___ RECORDS SUPPLIED

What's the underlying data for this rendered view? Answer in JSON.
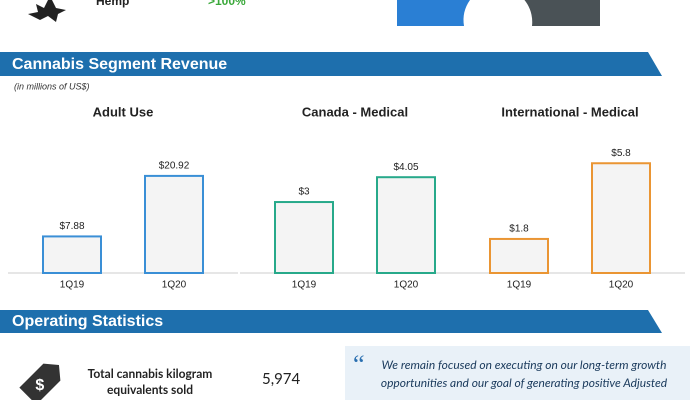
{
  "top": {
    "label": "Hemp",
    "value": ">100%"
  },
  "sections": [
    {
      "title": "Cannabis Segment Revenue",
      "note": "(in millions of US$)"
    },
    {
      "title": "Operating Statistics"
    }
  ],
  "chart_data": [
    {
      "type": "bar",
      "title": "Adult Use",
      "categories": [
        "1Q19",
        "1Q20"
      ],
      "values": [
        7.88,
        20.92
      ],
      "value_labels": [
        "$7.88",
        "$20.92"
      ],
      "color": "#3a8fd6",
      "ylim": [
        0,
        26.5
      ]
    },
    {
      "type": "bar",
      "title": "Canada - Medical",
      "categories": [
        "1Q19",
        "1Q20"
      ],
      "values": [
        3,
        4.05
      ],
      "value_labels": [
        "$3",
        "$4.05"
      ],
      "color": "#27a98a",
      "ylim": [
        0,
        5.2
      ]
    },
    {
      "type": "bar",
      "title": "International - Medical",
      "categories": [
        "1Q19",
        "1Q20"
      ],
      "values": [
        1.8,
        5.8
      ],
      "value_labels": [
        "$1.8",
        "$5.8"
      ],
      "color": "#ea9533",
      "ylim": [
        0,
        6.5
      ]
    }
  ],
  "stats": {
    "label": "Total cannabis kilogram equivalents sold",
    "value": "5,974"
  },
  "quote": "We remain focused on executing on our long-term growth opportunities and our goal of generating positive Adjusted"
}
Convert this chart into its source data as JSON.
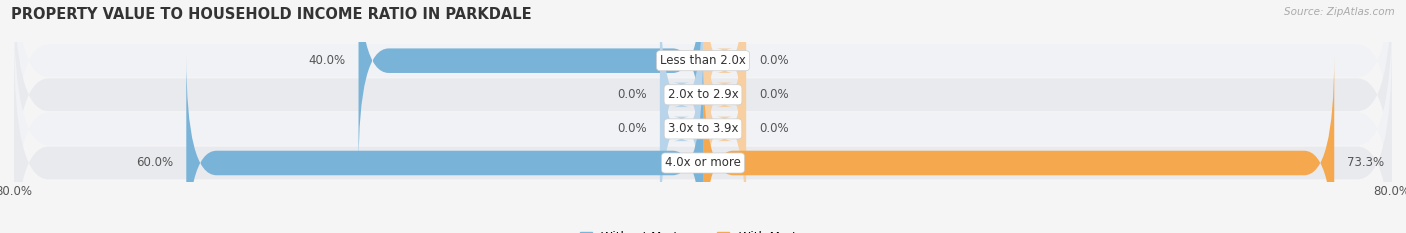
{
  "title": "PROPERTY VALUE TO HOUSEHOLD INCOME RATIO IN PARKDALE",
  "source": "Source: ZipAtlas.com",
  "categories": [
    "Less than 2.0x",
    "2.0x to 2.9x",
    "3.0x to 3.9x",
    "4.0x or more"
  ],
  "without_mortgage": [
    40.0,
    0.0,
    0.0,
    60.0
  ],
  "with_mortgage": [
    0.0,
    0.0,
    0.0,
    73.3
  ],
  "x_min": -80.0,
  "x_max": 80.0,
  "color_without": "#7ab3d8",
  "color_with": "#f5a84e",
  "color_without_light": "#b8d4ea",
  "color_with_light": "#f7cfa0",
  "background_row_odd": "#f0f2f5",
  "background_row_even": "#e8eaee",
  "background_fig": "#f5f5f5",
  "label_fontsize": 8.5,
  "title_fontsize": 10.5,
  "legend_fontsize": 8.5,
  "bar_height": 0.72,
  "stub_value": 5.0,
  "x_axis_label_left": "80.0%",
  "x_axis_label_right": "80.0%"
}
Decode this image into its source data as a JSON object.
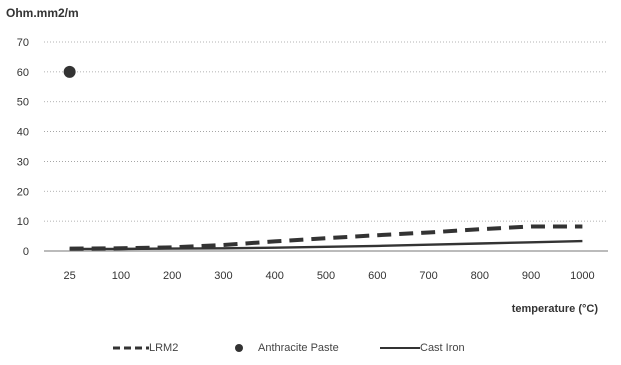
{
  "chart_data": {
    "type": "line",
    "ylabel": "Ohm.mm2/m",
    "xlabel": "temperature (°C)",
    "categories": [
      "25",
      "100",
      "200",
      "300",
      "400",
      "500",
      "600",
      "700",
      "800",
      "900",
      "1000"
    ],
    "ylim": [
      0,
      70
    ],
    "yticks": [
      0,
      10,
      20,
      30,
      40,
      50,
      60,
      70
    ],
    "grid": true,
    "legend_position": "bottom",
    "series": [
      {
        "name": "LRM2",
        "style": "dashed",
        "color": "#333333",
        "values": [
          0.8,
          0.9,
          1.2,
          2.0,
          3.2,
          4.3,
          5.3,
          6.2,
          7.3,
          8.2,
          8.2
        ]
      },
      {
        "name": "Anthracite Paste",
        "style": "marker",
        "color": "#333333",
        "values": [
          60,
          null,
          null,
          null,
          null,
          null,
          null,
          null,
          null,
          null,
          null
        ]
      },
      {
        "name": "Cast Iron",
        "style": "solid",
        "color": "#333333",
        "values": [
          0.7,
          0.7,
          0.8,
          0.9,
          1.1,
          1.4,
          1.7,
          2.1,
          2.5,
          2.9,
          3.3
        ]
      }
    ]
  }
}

______

WHAT TO WORK ON | Retype the listing exactly. Pictures do not belong in the copy.

RESPONSE |
What's the underlying data for this rendered view? Answer in JSON.
{
  "top": {
    "label": "Hemp",
    "value": ">100%"
  },
  "sections": [
    {
      "title": "Cannabis Segment Revenue",
      "note": "(in millions of US$)"
    },
    {
      "title": "Operating Statistics"
    }
  ],
  "chart_data": [
    {
      "type": "bar",
      "title": "Adult Use",
      "categories": [
        "1Q19",
        "1Q20"
      ],
      "values": [
        7.88,
        20.92
      ],
      "value_labels": [
        "$7.88",
        "$20.92"
      ],
      "color": "#3a8fd6",
      "ylim": [
        0,
        26.5
      ]
    },
    {
      "type": "bar",
      "title": "Canada - Medical",
      "categories": [
        "1Q19",
        "1Q20"
      ],
      "values": [
        3,
        4.05
      ],
      "value_labels": [
        "$3",
        "$4.05"
      ],
      "color": "#27a98a",
      "ylim": [
        0,
        5.2
      ]
    },
    {
      "type": "bar",
      "title": "International - Medical",
      "categories": [
        "1Q19",
        "1Q20"
      ],
      "values": [
        1.8,
        5.8
      ],
      "value_labels": [
        "$1.8",
        "$5.8"
      ],
      "color": "#ea9533",
      "ylim": [
        0,
        6.5
      ]
    }
  ],
  "stats": {
    "label": "Total cannabis kilogram equivalents sold",
    "value": "5,974"
  },
  "quote": "We remain focused on executing on our long-term growth opportunities and our goal of generating positive Adjusted"
}
Convert this chart into its source data as JSON.
{
  "title": "PROPERTY VALUE TO HOUSEHOLD INCOME RATIO IN PARKDALE",
  "source": "Source: ZipAtlas.com",
  "categories": [
    "Less than 2.0x",
    "2.0x to 2.9x",
    "3.0x to 3.9x",
    "4.0x or more"
  ],
  "without_mortgage": [
    40.0,
    0.0,
    0.0,
    60.0
  ],
  "with_mortgage": [
    0.0,
    0.0,
    0.0,
    73.3
  ],
  "x_min": -80.0,
  "x_max": 80.0,
  "color_without": "#7ab3d8",
  "color_with": "#f5a84e",
  "color_without_light": "#b8d4ea",
  "color_with_light": "#f7cfa0",
  "background_row_odd": "#f0f2f5",
  "background_row_even": "#e8eaee",
  "background_fig": "#f5f5f5",
  "label_fontsize": 8.5,
  "title_fontsize": 10.5,
  "legend_fontsize": 8.5,
  "bar_height": 0.72,
  "stub_value": 5.0,
  "x_axis_label_left": "80.0%",
  "x_axis_label_right": "80.0%"
}
Decode this image into its source data as a JSON object.
{
  "chart_data": {
    "type": "line",
    "ylabel": "Ohm.mm2/m",
    "xlabel": "temperature (°C)",
    "categories": [
      "25",
      "100",
      "200",
      "300",
      "400",
      "500",
      "600",
      "700",
      "800",
      "900",
      "1000"
    ],
    "ylim": [
      0,
      70
    ],
    "yticks": [
      0,
      10,
      20,
      30,
      40,
      50,
      60,
      70
    ],
    "grid": true,
    "legend_position": "bottom",
    "series": [
      {
        "name": "LRM2",
        "style": "dashed",
        "color": "#333333",
        "values": [
          0.8,
          0.9,
          1.2,
          2.0,
          3.2,
          4.3,
          5.3,
          6.2,
          7.3,
          8.2,
          8.2
        ]
      },
      {
        "name": "Anthracite Paste",
        "style": "marker",
        "color": "#333333",
        "values": [
          60,
          null,
          null,
          null,
          null,
          null,
          null,
          null,
          null,
          null,
          null
        ]
      },
      {
        "name": "Cast Iron",
        "style": "solid",
        "color": "#333333",
        "values": [
          0.7,
          0.7,
          0.8,
          0.9,
          1.1,
          1.4,
          1.7,
          2.1,
          2.5,
          2.9,
          3.3
        ]
      }
    ]
  }
}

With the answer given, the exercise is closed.